Compute how many lines in the entries below contain "Please", and output nothing but the number.

--------------------------------

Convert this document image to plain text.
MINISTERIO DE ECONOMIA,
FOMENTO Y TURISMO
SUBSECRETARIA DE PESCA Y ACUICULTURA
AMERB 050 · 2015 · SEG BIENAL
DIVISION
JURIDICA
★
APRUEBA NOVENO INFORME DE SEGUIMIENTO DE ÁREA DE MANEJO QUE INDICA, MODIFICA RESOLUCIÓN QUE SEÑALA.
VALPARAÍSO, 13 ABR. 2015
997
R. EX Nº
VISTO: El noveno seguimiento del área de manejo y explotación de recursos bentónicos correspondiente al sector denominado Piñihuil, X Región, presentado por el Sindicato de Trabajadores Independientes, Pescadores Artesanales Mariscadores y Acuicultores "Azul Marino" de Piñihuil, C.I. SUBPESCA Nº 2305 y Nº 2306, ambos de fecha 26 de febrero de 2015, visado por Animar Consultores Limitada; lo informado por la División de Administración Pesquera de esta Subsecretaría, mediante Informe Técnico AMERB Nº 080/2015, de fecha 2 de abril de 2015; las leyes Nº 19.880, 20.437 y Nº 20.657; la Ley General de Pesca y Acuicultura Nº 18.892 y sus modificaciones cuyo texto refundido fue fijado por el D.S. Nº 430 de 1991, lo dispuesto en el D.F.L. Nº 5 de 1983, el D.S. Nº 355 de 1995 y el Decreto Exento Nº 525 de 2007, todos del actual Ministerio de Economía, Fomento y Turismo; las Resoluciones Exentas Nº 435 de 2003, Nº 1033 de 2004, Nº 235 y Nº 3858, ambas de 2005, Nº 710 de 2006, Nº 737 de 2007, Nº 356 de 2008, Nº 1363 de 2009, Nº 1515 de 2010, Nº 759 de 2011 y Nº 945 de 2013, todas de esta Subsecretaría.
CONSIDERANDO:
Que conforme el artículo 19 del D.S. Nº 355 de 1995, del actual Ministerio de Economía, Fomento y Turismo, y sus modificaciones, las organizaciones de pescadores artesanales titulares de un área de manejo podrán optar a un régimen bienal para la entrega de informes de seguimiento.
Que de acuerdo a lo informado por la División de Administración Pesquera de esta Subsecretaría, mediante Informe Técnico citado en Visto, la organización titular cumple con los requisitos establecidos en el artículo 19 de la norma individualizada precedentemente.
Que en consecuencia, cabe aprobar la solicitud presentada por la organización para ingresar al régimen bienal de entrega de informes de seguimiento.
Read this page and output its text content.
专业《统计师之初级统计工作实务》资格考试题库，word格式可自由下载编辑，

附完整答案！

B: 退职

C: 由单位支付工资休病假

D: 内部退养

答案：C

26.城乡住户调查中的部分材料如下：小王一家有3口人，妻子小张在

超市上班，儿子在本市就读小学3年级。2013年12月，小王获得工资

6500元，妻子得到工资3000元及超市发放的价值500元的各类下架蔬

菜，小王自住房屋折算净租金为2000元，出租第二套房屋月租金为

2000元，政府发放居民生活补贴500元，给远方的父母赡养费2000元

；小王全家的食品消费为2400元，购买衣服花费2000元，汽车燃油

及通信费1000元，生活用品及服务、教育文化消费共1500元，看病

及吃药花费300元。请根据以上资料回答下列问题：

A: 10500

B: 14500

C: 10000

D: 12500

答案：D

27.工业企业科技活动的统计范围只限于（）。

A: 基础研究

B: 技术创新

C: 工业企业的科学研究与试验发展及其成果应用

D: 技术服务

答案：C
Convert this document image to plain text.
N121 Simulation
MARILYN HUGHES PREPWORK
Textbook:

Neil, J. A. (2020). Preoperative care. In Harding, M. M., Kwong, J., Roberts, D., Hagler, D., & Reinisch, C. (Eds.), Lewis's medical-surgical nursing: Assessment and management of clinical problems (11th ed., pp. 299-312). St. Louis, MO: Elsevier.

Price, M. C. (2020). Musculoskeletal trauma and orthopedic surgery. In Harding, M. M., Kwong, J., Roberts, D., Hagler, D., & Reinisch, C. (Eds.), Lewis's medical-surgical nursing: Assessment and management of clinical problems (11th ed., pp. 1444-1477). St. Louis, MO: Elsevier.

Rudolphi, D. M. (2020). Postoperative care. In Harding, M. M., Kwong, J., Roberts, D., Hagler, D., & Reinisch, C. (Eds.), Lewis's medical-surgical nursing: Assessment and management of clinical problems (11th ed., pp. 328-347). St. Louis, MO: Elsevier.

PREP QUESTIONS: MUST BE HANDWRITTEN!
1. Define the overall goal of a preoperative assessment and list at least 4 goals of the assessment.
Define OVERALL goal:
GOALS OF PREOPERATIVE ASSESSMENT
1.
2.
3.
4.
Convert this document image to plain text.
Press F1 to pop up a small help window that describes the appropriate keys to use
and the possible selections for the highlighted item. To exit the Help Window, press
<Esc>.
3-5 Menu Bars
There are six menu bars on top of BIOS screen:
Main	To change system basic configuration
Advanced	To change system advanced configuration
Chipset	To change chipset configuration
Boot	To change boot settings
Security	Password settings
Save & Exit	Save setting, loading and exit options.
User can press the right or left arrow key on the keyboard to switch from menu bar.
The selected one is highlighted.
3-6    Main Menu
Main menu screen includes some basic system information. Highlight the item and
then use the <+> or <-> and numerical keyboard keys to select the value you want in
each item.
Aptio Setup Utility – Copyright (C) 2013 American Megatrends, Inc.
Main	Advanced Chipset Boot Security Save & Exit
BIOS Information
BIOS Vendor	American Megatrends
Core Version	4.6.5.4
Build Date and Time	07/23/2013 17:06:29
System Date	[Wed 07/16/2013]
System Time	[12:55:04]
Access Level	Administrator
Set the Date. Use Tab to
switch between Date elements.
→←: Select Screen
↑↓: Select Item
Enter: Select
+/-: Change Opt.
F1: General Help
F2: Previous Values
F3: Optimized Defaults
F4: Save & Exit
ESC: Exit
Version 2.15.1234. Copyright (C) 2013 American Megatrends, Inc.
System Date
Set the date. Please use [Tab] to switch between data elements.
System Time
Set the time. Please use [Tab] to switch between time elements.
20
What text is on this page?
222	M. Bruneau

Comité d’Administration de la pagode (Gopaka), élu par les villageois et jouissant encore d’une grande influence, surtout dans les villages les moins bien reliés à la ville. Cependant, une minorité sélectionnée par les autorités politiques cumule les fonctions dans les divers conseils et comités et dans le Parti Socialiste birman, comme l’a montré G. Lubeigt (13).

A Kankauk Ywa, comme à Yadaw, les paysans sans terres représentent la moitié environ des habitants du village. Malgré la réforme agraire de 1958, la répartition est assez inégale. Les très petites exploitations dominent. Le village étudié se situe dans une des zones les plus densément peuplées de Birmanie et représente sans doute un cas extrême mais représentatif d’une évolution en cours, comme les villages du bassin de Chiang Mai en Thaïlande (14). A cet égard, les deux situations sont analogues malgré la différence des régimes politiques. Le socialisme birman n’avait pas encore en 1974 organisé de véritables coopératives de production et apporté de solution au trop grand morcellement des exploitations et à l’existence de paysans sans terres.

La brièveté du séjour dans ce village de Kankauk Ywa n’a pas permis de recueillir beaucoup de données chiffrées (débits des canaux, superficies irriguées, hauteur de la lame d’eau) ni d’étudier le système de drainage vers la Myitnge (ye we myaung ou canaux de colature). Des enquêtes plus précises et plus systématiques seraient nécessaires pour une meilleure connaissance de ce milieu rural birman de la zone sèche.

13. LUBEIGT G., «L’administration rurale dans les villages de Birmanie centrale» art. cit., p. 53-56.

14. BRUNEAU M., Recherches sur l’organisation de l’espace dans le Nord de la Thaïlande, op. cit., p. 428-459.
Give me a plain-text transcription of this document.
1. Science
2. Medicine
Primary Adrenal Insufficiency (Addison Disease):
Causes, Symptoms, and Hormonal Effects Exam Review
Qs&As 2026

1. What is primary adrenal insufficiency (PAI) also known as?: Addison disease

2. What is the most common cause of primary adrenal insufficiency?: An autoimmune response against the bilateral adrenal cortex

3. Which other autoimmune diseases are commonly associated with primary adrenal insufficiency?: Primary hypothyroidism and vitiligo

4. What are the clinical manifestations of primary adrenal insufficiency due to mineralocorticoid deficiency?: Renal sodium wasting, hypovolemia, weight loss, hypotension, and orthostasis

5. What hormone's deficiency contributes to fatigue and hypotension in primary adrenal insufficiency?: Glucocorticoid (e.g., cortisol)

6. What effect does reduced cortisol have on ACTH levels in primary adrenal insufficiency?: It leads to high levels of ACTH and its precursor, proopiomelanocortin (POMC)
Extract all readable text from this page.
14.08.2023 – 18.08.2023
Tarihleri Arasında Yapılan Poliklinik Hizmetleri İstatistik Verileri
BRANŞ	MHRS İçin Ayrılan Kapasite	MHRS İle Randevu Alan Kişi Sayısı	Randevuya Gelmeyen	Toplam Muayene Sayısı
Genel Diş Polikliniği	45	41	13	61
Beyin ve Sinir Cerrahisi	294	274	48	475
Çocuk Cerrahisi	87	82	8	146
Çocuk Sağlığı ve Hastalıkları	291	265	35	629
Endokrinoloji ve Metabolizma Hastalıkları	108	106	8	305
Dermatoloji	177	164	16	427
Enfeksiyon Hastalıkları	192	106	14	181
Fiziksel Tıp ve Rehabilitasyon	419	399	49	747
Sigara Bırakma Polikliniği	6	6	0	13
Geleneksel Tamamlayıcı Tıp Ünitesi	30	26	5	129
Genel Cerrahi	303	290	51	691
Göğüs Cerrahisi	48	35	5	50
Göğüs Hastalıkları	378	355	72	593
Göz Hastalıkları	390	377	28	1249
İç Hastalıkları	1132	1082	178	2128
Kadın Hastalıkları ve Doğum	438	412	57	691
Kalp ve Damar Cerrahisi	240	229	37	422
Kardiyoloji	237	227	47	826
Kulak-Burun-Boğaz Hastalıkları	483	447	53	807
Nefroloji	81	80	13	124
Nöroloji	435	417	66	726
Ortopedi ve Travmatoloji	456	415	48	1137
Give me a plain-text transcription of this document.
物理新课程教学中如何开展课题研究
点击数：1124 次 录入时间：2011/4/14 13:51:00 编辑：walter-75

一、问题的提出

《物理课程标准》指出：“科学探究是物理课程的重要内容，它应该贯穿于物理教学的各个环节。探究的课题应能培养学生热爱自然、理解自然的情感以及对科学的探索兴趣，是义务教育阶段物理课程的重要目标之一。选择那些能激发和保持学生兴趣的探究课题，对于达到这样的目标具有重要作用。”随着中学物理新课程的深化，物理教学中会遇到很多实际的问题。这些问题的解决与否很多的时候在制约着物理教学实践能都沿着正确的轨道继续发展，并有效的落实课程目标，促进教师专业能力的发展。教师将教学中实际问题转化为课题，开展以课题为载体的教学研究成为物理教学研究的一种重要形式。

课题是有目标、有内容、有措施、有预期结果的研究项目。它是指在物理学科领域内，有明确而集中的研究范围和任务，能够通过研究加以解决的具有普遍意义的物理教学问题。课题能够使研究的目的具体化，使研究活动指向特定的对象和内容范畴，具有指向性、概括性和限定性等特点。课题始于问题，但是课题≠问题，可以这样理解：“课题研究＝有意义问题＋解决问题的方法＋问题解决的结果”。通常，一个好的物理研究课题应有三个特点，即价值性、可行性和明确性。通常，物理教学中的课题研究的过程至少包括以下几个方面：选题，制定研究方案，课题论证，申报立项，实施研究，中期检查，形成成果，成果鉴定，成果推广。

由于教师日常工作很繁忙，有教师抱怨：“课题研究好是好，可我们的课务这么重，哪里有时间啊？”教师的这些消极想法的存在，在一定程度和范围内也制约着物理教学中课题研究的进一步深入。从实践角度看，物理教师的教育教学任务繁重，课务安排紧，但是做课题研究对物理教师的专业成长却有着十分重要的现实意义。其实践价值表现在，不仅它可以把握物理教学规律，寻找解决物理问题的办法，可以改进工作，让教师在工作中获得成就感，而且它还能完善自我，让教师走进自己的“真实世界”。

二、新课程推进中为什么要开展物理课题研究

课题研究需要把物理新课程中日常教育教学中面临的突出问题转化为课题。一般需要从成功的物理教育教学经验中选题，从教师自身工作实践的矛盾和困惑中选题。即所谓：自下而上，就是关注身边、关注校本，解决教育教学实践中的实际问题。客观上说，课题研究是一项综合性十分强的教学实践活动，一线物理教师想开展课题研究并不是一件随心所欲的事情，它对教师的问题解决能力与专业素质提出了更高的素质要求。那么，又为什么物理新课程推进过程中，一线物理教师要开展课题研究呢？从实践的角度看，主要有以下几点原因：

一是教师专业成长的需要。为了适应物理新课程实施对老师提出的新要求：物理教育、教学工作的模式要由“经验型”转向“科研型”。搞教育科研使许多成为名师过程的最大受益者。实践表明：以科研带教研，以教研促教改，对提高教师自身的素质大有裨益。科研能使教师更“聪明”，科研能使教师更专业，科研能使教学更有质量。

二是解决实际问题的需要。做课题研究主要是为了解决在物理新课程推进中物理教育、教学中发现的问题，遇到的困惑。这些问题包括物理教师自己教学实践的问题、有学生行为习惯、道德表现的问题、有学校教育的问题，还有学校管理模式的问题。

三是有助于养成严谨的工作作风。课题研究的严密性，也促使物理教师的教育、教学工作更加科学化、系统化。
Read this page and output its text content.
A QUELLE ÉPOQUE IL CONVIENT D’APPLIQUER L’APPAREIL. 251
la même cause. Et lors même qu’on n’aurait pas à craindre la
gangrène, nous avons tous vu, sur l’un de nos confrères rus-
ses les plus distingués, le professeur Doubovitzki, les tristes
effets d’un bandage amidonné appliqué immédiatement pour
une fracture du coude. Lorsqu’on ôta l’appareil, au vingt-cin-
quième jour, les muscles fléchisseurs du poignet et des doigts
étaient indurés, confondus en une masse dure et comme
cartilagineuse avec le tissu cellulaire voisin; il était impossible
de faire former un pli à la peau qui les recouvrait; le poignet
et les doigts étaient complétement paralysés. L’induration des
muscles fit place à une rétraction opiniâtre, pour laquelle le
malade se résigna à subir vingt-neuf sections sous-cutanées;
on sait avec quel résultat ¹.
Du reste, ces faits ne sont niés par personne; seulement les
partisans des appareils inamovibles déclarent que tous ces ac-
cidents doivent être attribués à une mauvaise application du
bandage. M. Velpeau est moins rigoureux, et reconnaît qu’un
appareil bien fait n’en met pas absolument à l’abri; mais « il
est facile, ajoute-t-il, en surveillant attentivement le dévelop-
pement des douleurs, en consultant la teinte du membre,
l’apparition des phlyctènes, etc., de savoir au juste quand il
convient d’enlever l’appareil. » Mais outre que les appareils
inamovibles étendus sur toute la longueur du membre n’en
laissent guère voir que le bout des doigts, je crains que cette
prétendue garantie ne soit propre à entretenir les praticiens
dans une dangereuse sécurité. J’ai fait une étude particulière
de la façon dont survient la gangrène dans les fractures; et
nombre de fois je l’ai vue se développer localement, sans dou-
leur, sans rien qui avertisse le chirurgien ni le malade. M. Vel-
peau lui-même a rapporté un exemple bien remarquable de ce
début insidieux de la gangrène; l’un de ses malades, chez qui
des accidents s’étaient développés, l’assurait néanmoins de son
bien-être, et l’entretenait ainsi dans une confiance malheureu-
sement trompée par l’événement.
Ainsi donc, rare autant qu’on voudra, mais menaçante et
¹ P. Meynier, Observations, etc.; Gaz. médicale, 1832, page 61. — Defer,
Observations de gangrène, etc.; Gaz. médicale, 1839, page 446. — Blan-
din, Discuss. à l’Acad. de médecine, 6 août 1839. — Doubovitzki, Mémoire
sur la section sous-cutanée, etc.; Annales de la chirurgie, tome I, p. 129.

--------------------------------

**RESULT FOR THIS TASK**
2